Figure record extracts
— BEGIN —

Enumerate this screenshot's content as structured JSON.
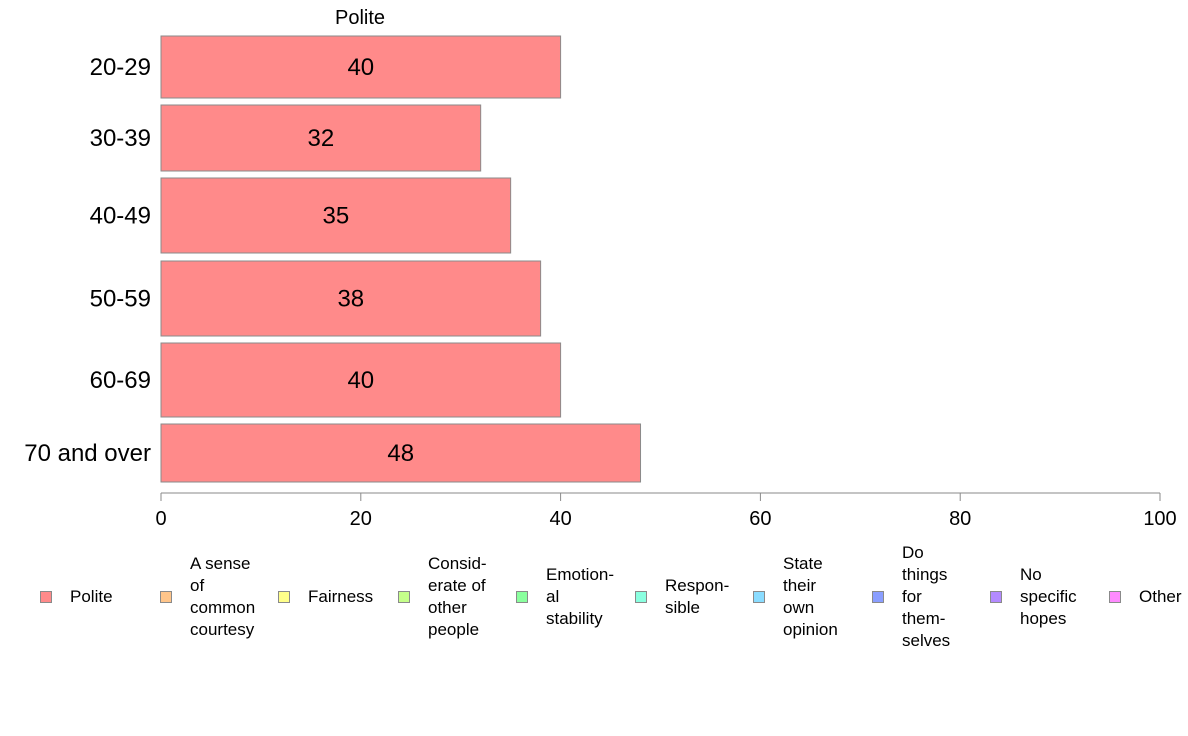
{
  "chart_data": {
    "type": "bar",
    "orientation": "horizontal",
    "title": "Polite",
    "categories": [
      "20-29",
      "30-39",
      "40-49",
      "50-59",
      "60-69",
      "70 and over"
    ],
    "series": [
      {
        "name": "Polite",
        "values": [
          40,
          32,
          35,
          38,
          40,
          48
        ],
        "color": "#ff8a8a"
      }
    ],
    "data_labels": [
      "40",
      "32",
      "35",
      "38",
      "40",
      "48"
    ],
    "xlim": [
      0,
      100
    ],
    "xticks": [
      0,
      20,
      40,
      60,
      80,
      100
    ],
    "xtick_labels": [
      "0",
      "20",
      "40",
      "60",
      "80",
      "100"
    ],
    "grid": false,
    "legend_placement": "bottom",
    "legend": [
      {
        "label": "Polite",
        "color": "#ff8a8a"
      },
      {
        "label": "A sense\nof\ncommon\ncourtesy",
        "color": "#ffc58a"
      },
      {
        "label": "Fairness",
        "color": "#ffff8a"
      },
      {
        "label": "Consid-\nerate of\nother\npeople",
        "color": "#c5ff8a"
      },
      {
        "label": "Emotion-\nal\nstability",
        "color": "#8aff9e"
      },
      {
        "label": "Respon-\nsible",
        "color": "#8affe0"
      },
      {
        "label": "State\ntheir\nown\nopinion",
        "color": "#8adcff"
      },
      {
        "label": "Do\nthings\nfor\nthem-\nselves",
        "color": "#8a9eff"
      },
      {
        "label": "No\nspecific\nhopes",
        "color": "#b38aff"
      },
      {
        "label": "Other",
        "color": "#ff8aff"
      }
    ]
  }
}
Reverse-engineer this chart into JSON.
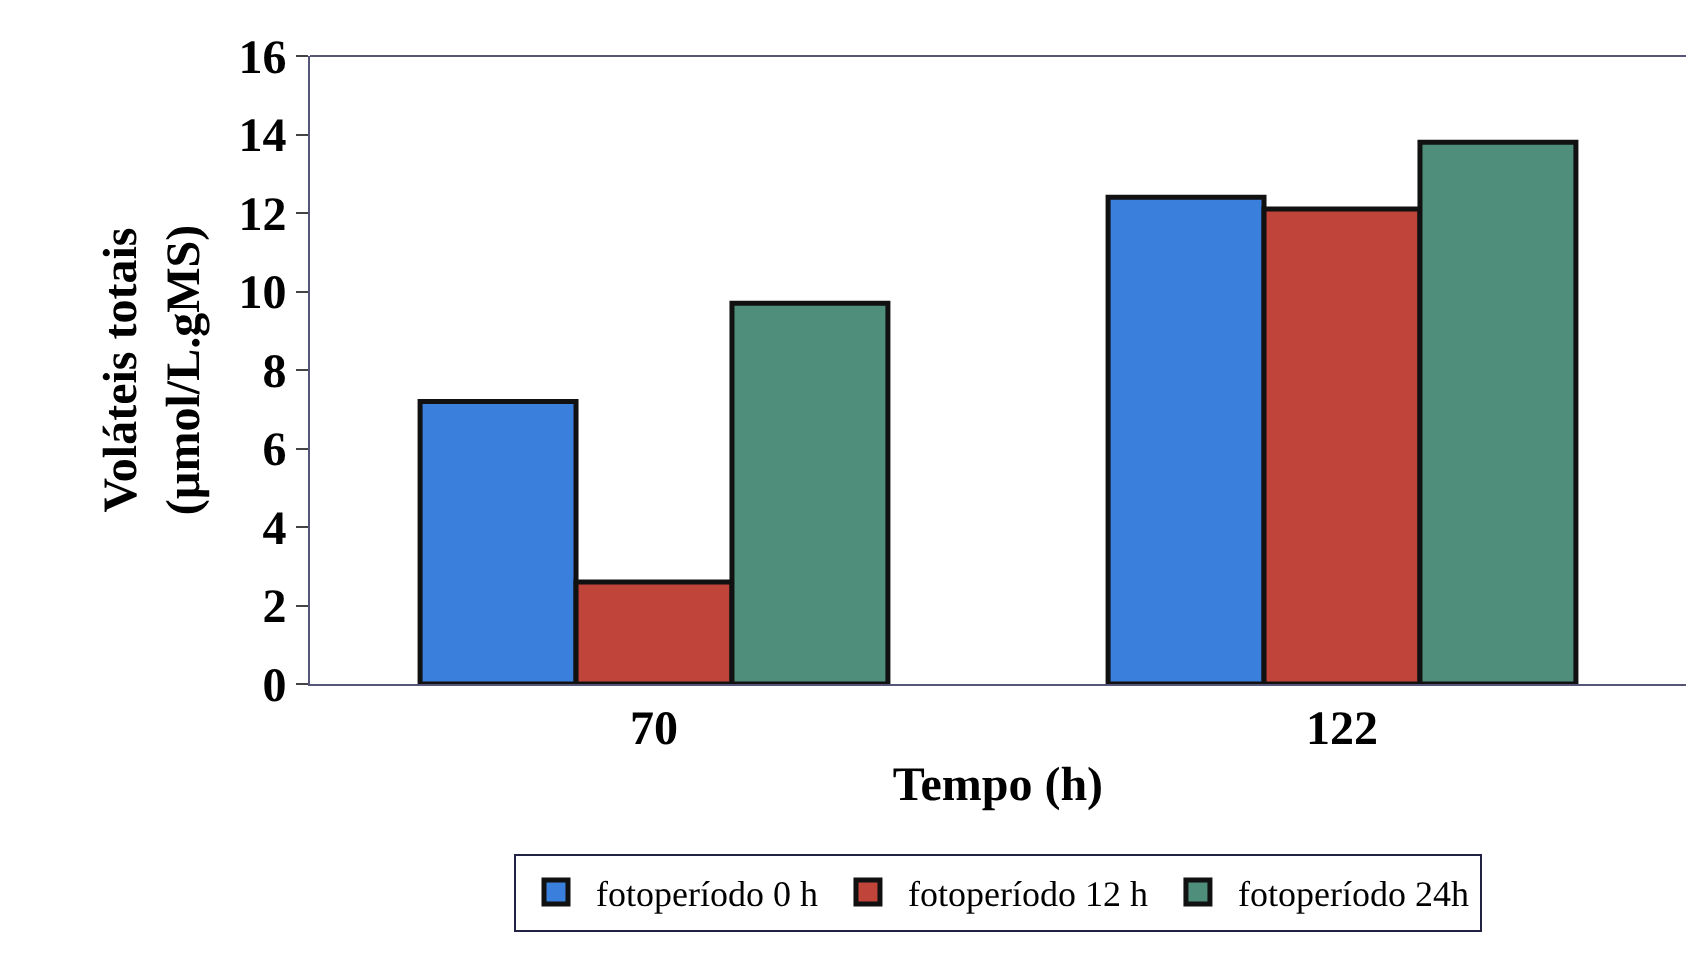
{
  "chart_data": {
    "type": "bar",
    "xlabel": "Tempo (h)",
    "ylabel": "Voláteis totais\n(µmol/L.gMS)",
    "categories": [
      "70",
      "122"
    ],
    "series": [
      {
        "name": "fotoperíodo 0 h",
        "color": "#3a7fdc",
        "values": [
          7.2,
          12.4
        ]
      },
      {
        "name": "fotoperíodo 12 h",
        "color": "#c0443a",
        "values": [
          2.6,
          12.1
        ]
      },
      {
        "name": "fotoperíodo 24h",
        "color": "#4e8e7a",
        "values": [
          9.7,
          13.8
        ]
      }
    ],
    "ylim": [
      0,
      16
    ],
    "yticks": [
      0,
      2,
      4,
      6,
      8,
      10,
      12,
      14,
      16
    ],
    "legend": "bottom"
  }
}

— END —

§ **SET EXERCISE**: Look through the entries above and list every line containing "JSON".

§ **COMPLETE RESPONSE**:
Enumerate this screenshot's content as structured JSON.
Reverse-engineer this chart into JSON.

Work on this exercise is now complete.